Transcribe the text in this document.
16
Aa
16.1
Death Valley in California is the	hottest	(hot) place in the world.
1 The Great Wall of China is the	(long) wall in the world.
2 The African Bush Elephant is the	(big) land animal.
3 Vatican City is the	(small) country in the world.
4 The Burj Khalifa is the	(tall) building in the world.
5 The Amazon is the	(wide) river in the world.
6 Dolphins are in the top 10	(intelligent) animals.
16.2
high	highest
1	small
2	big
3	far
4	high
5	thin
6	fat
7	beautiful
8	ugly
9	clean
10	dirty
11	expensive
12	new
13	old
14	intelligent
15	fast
- - - -
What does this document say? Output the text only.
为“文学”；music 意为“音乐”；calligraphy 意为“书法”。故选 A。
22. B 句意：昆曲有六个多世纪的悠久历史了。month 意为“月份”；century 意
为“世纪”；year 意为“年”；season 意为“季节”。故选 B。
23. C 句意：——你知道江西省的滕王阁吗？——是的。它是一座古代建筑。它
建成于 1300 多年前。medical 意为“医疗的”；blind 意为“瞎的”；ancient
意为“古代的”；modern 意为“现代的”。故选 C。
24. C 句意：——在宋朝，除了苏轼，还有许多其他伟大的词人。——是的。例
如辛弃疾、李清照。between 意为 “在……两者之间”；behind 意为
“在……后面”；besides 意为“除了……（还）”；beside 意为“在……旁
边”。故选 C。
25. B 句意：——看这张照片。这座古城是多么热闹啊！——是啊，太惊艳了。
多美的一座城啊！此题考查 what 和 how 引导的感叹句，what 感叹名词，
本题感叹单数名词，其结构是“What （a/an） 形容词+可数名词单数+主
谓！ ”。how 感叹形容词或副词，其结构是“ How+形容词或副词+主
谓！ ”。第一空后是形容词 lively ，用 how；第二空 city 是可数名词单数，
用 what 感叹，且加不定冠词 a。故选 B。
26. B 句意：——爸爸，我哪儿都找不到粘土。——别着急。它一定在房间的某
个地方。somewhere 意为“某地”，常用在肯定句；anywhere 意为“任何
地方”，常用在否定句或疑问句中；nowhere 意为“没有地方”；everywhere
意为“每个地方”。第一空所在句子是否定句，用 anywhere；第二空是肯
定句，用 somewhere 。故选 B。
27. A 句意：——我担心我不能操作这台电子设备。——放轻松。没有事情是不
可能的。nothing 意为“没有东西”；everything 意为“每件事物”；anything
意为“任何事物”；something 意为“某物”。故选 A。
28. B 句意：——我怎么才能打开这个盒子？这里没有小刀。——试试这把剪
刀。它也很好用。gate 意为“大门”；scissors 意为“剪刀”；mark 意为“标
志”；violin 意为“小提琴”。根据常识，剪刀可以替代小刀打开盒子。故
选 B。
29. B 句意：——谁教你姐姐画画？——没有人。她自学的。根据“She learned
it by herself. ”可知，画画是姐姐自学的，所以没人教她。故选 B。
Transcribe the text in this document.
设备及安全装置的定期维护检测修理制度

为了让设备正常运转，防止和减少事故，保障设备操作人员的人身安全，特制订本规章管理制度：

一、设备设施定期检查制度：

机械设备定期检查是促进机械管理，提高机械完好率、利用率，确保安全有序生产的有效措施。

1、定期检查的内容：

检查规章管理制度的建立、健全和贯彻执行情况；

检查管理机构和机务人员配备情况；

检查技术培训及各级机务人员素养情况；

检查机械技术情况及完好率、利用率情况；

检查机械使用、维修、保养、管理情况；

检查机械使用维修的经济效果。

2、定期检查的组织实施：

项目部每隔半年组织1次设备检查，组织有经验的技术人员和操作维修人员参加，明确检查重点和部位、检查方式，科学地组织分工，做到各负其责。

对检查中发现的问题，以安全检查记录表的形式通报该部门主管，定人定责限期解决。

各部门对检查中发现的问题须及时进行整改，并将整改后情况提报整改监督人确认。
- - - -
[To be done]: Select and copy every line from the records that includes the word "somewhere".

[Written solution]:
个地方。somewhere 意为“某地”，常用在肯定句；anywhere 意为“任何
定句，用 somewhere 。故选 B。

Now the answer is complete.